[BEGIN RECORDS TO USE]

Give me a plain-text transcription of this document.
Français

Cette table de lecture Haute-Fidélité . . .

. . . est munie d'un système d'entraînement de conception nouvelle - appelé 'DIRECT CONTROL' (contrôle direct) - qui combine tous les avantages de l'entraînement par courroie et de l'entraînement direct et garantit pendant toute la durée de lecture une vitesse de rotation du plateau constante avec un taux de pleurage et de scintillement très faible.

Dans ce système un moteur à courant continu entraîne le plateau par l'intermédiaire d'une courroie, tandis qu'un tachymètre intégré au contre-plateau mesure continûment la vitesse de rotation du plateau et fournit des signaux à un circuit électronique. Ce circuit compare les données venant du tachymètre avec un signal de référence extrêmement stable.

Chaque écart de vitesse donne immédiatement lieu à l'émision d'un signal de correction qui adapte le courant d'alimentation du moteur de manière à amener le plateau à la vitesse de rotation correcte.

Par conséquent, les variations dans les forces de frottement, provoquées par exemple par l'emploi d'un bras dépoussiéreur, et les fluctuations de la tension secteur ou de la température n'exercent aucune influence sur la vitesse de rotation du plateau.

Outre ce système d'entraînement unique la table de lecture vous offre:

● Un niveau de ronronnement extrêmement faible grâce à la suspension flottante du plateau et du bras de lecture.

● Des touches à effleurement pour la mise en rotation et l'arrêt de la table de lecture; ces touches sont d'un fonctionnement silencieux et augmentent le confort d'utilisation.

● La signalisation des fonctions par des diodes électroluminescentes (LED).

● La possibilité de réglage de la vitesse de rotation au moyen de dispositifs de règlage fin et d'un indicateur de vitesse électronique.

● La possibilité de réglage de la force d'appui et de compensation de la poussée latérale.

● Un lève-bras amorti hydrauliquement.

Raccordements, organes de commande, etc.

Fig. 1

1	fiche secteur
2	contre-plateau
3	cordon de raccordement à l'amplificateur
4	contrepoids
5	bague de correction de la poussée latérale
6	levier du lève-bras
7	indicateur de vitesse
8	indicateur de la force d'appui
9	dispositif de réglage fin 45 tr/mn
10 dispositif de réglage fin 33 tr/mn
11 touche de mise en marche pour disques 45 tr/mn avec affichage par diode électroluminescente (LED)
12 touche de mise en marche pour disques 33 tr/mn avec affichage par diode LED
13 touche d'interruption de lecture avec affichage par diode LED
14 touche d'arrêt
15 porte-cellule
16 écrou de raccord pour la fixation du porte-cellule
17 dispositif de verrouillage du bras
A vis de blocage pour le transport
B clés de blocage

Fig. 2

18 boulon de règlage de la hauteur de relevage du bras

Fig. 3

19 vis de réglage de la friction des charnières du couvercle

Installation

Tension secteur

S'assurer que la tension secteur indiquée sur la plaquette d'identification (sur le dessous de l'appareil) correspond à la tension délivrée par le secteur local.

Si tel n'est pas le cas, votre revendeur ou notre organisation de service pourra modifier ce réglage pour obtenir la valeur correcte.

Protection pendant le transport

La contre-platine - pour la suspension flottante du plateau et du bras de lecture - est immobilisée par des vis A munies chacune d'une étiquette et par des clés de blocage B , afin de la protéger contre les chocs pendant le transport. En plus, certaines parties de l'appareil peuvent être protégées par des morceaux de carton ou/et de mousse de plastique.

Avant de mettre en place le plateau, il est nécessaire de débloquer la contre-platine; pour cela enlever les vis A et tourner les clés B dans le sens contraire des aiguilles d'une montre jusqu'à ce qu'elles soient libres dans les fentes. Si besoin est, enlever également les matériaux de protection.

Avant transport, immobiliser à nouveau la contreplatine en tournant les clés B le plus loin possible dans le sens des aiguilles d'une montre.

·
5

[END RECORDS TO USE]

Reproduce all of the records exactly.

Give me a plain-text transcription of this document.
Français

Cette table de lecture Haute-Fidélité . . .

. . . est munie d'un système d'entraînement de conception nouvelle - appelé 'DIRECT CONTROL' (contrôle direct) - qui combine tous les avantages de l'entraînement par courroie et de l'entraînement direct et garantit pendant toute la durée de lecture une vitesse de rotation du plateau constante avec un taux de pleurage et de scintillement très faible.

Dans ce système un moteur à courant continu entraîne le plateau par l'intermédiaire d'une courroie, tandis qu'un tachymètre intégré au contre-plateau mesure continûment la vitesse de rotation du plateau et fournit des signaux à un circuit électronique. Ce circuit compare les données venant du tachymètre avec un signal de référence extrêmement stable.

Chaque écart de vitesse donne immédiatement lieu à l'émision d'un signal de correction qui adapte le courant d'alimentation du moteur de manière à amener le plateau à la vitesse de rotation correcte.

Par conséquent, les variations dans les forces de frottement, provoquées par exemple par l'emploi d'un bras dépoussiéreur, et les fluctuations de la tension secteur ou de la température n'exercent aucune influence sur la vitesse de rotation du plateau.

Outre ce système d'entraînement unique la table de lecture vous offre:

● Un niveau de ronronnement extrêmement faible grâce à la suspension flottante du plateau et du bras de lecture.

● Des touches à effleurement pour la mise en rotation et l'arrêt de la table de lecture; ces touches sont d'un fonctionnement silencieux et augmentent le confort d'utilisation.

● La signalisation des fonctions par des diodes électroluminescentes (LED).

● La possibilité de réglage de la vitesse de rotation au moyen de dispositifs de règlage fin et d'un indicateur de vitesse électronique.

● La possibilité de réglage de la force d'appui et de compensation de la poussée latérale.

● Un lève-bras amorti hydrauliquement.

Raccordements, organes de commande, etc.

Fig. 1

1	fiche secteur
2	contre-plateau
3	cordon de raccordement à l'amplificateur
4	contrepoids
5	bague de correction de la poussée latérale
6	levier du lève-bras
7	indicateur de vitesse
8	indicateur de la force d'appui
9	dispositif de réglage fin 45 tr/mn
10 dispositif de réglage fin 33 tr/mn
11 touche de mise en marche pour disques 45 tr/mn avec affichage par diode électroluminescente (LED)
12 touche de mise en marche pour disques 33 tr/mn avec affichage par diode LED
13 touche d'interruption de lecture avec affichage par diode LED
14 touche d'arrêt
15 porte-cellule
16 écrou de raccord pour la fixation du porte-cellule
17 dispositif de verrouillage du bras
A vis de blocage pour le transport
B clés de blocage

Fig. 2

18 boulon de règlage de la hauteur de relevage du bras

Fig. 3

19 vis de réglage de la friction des charnières du couvercle

Installation

Tension secteur

S'assurer que la tension secteur indiquée sur la plaquette d'identification (sur le dessous de l'appareil) correspond à la tension délivrée par le secteur local.

Si tel n'est pas le cas, votre revendeur ou notre organisation de service pourra modifier ce réglage pour obtenir la valeur correcte.

Protection pendant le transport

La contre-platine - pour la suspension flottante du plateau et du bras de lecture - est immobilisée par des vis A munies chacune d'une étiquette et par des clés de blocage B , afin de la protéger contre les chocs pendant le transport. En plus, certaines parties de l'appareil peuvent être protégées par des morceaux de carton ou/et de mousse de plastique.

Avant de mettre en place le plateau, il est nécessaire de débloquer la contre-platine; pour cela enlever les vis A et tourner les clés B dans le sens contraire des aiguilles d'une montre jusqu'à ce qu'elles soient libres dans les fentes. Si besoin est, enlever également les matériaux de protection.

Avant transport, immobiliser à nouveau la contreplatine en tournant les clés B le plus loin possible dans le sens des aiguilles d'une montre.

·
5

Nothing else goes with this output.